Selected extract

Revision as of 09:22, 17 December 2020

With the recent news of the Covid-19 vaccination, this marked the fastest time between the development and formal acceptance of a vaccine by authorized medical authorities in recent history. However, vaccinations have now been with us for more than 200 years and ever since the discovery that there were ways to vaccinate against some infectious diseases there have also been some who resisted the idea of being vaccinated.

The Earliest Vaccines

There is evidence of early attempts at vaccinations in the Near East and China in the early Medieval period. In fact, people who survived disease such as smallpox were often asked to treat those afflicted, as people noticed that once you caught an infectious disease often it did not return. Early vaccination attempts mainly involved giving the infected individual small amounts of the disease. The method of variolation was widely practiced in the Ottoman court and, in fact, Western travelers in the 18th century noticed this practice of transferring small amounts of an infected area to another individual in the hopes it creates immunity. Lady Montagu, the wife of the English ambassador in the Ottoman Empire, and who learned and noticed this practice in the Ottoman court, helped bring the practice to England. This method, in the 18th century, was learned by others and eventually it spread variolation practice within the American colonies, where one of the earliest examples of its practice in the Americas comes from 1721 in Boston. Most of these attempts to inoculate using variolation were for smallpox. Tracing the history of variolation, the earliest evidence for this pracitce comes from the fifteenth century in China, where small amounts of the smallpox infection would be placed into the nose of an uninfected individual. Similar practices have been known in India and Sudan. Additionally, in Asia there are reports of monks and individuals who would swallow snake venom to create a form of inoculation.

Extracted material
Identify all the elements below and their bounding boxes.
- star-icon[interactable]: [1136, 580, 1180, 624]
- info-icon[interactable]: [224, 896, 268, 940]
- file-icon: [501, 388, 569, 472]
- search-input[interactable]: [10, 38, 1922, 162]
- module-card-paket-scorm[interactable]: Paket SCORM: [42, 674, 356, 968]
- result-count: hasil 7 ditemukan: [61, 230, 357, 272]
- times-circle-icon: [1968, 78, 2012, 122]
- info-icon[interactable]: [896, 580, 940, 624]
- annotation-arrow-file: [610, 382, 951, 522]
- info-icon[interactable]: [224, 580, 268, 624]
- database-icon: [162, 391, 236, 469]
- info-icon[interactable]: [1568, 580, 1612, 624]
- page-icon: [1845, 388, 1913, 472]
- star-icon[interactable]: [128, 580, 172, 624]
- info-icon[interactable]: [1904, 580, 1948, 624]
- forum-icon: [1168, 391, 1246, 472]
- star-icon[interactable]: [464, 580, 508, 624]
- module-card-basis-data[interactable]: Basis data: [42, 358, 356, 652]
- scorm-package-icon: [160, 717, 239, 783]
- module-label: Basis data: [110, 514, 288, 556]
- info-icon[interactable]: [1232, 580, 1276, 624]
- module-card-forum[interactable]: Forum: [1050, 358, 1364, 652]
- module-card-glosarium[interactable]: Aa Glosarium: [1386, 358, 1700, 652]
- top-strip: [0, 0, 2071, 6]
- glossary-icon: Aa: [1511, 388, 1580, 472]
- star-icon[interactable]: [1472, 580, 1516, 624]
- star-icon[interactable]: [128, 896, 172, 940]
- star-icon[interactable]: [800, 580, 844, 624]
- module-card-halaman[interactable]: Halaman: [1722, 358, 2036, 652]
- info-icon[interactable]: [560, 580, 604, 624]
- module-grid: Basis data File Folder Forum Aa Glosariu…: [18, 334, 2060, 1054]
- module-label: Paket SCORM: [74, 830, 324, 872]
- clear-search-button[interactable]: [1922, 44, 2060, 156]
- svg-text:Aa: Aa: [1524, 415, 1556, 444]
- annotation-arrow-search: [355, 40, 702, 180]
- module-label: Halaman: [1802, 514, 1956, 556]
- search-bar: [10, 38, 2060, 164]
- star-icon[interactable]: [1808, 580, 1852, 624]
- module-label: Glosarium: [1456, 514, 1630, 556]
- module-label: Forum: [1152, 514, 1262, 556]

Questions to answer
a - Answer these questions using the passage on the history of vaccination:
(i) For how long does the passage say vaccinations have been with us?
(ii) According to the passage, in what year and in what city did one of the earliest examples of variolation in the Americas take place?
(iii) Who helped bring the practice of variolation to England?
b - Translate this sentence from the passage on the history of vaccination into Spanish: "Most of these attempts to inoculate using variolation were for smallpox."
c - Extend the passage on the history of vaccination, starting from its final sentence.

Answers by item number
a -
(i) More than 200 years.
(ii) In 1721, in Boston.
(iii) Lady Montagu, the wife of the English ambassador in the Ottoman Empire.

b - La mayoría de estos intentos de inocular mediante la variolización fueron contra la viruela.

c -
In the West, the history of formal vaccination attempts is often traced to Edward Jenner in 1798, an English physician, who took Variolae vaccinae (cowpox) and used that to inoculate a 13-year old boy from smallpox by injecting him. This is often seen as a watershed moment in the West, as it begins the long history of vaccinations and, in fact, this single event is often credited with saving more humans than any other action, given the countless other vaccinations and subsequent generations this initial round of vaccinations saved. The term vaccinations, in fact, derives from the virus that causes smallpox, given the importance of that disease in the history of vaccinations. Among all diseases, smallpox represents the longest history of attempted vaccinations, with the disease mostly eradicated by 1979, nearly 200 years after the first vaccination by Edward and hundreds of years after variolation had begun.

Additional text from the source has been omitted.